■ WHAT IS REQUIRED: Please print all of the material below, word for word.

■ DATASET EXTRACT:
— START —
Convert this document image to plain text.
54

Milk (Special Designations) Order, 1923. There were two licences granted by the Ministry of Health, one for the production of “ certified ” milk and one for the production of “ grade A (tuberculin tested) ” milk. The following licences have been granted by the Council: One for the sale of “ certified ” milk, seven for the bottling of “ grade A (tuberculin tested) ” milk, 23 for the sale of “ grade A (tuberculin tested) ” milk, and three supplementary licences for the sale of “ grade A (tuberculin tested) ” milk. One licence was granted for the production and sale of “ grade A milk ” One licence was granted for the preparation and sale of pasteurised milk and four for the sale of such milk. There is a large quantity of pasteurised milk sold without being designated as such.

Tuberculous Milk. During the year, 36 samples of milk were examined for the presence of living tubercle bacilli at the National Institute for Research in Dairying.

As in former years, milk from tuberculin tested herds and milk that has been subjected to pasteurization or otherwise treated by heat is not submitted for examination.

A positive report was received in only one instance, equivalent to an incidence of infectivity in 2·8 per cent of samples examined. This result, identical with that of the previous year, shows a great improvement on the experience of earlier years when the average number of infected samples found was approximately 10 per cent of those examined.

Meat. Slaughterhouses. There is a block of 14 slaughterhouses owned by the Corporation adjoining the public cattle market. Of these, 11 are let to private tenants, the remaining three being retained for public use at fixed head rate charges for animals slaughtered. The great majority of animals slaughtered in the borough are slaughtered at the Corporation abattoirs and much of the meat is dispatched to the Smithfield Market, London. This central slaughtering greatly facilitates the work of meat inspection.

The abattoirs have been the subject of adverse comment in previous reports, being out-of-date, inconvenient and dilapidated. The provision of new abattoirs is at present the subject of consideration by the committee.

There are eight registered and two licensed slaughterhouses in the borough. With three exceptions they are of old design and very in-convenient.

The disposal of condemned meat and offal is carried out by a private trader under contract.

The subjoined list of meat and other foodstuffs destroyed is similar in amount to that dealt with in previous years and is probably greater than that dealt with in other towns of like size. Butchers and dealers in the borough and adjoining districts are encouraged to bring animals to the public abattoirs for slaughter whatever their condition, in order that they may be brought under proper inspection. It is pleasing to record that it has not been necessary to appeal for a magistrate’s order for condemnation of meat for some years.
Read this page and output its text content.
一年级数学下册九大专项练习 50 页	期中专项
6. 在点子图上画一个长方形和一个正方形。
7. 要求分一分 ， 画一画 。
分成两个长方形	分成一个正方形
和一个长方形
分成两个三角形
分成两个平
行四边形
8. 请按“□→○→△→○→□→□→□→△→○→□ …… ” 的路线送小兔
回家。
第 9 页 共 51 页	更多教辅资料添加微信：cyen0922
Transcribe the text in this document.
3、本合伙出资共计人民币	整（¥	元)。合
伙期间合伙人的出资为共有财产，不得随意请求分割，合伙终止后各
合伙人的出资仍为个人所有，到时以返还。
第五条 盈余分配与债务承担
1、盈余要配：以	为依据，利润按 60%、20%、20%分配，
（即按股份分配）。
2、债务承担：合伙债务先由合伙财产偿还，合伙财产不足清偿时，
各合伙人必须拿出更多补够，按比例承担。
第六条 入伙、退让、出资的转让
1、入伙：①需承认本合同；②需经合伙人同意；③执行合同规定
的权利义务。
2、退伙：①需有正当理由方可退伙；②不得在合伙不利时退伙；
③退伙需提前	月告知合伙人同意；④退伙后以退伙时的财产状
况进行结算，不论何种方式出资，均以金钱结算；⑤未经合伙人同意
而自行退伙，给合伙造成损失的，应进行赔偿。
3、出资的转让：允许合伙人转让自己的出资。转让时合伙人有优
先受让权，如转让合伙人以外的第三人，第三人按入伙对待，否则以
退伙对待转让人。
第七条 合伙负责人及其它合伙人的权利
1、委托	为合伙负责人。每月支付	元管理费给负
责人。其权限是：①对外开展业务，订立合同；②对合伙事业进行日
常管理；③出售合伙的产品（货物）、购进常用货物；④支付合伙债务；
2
— END —
■ WRITTEN RESPONSE:
Convert this document image to plain text.
54

Milk (Special Designations) Order, 1923. There were two licences granted by the Ministry of Health, one for the production of “ certified ” milk and one for the production of “ grade A (tuberculin tested) ” milk. The following licences have been granted by the Council: One for the sale of “ certified ” milk, seven for the bottling of “ grade A (tuberculin tested) ” milk, 23 for the sale of “ grade A (tuberculin tested) ” milk, and three supplementary licences for the sale of “ grade A (tuberculin tested) ” milk. One licence was granted for the production and sale of “ grade A milk ” One licence was granted for the preparation and sale of pasteurised milk and four for the sale of such milk. There is a large quantity of pasteurised milk sold without being designated as such.

Tuberculous Milk. During the year, 36 samples of milk were examined for the presence of living tubercle bacilli at the National Institute for Research in Dairying.

As in former years, milk from tuberculin tested herds and milk that has been subjected to pasteurization or otherwise treated by heat is not submitted for examination.

A positive report was received in only one instance, equivalent to an incidence of infectivity in 2·8 per cent of samples examined. This result, identical with that of the previous year, shows a great improvement on the experience of earlier years when the average number of infected samples found was approximately 10 per cent of those examined.

Meat. Slaughterhouses. There is a block of 14 slaughterhouses owned by the Corporation adjoining the public cattle market. Of these, 11 are let to private tenants, the remaining three being retained for public use at fixed head rate charges for animals slaughtered. The great majority of animals slaughtered in the borough are slaughtered at the Corporation abattoirs and much of the meat is dispatched to the Smithfield Market, London. This central slaughtering greatly facilitates the work of meat inspection.

The abattoirs have been the subject of adverse comment in previous reports, being out-of-date, inconvenient and dilapidated. The provision of new abattoirs is at present the subject of consideration by the committee.

There are eight registered and two licensed slaughterhouses in the borough. With three exceptions they are of old design and very in-convenient.

The disposal of condemned meat and offal is carried out by a private trader under contract.

The subjoined list of meat and other foodstuffs destroyed is similar in amount to that dealt with in previous years and is probably greater than that dealt with in other towns of like size. Butchers and dealers in the borough and adjoining districts are encouraged to bring animals to the public abattoirs for slaughter whatever their condition, in order that they may be brought under proper inspection. It is pleasing to record that it has not been necessary to appeal for a magistrate’s order for condemnation of meat for some years.
Read this page and output its text content.
一年级数学下册九大专项练习 50 页	期中专项
6. 在点子图上画一个长方形和一个正方形。
7. 要求分一分 ， 画一画 。
分成两个长方形	分成一个正方形
和一个长方形
分成两个三角形
分成两个平
行四边形
8. 请按“□→○→△→○→□→□→□→△→○→□ …… ” 的路线送小兔
回家。
第 9 页 共 51 页	更多教辅资料添加微信：cyen0922
Transcribe the text in this document.
3、本合伙出资共计人民币	整（¥	元)。合
伙期间合伙人的出资为共有财产，不得随意请求分割，合伙终止后各
合伙人的出资仍为个人所有，到时以返还。
第五条 盈余分配与债务承担
1、盈余要配：以	为依据，利润按 60%、20%、20%分配，
（即按股份分配）。
2、债务承担：合伙债务先由合伙财产偿还，合伙财产不足清偿时，
各合伙人必须拿出更多补够，按比例承担。
第六条 入伙、退让、出资的转让
1、入伙：①需承认本合同；②需经合伙人同意；③执行合同规定
的权利义务。
2、退伙：①需有正当理由方可退伙；②不得在合伙不利时退伙；
③退伙需提前	月告知合伙人同意；④退伙后以退伙时的财产状
况进行结算，不论何种方式出资，均以金钱结算；⑤未经合伙人同意
而自行退伙，给合伙造成损失的，应进行赔偿。
3、出资的转让：允许合伙人转让自己的出资。转让时合伙人有优
先受让权，如转让合伙人以外的第三人，第三人按入伙对待，否则以
退伙对待转让人。
第七条 合伙负责人及其它合伙人的权利
1、委托	为合伙负责人。每月支付	元管理费给负
责人。其权限是：①对外开展业务，订立合同；②对合伙事业进行日
常管理；③出售合伙的产品（货物）、购进常用货物；④支付合伙债务；
2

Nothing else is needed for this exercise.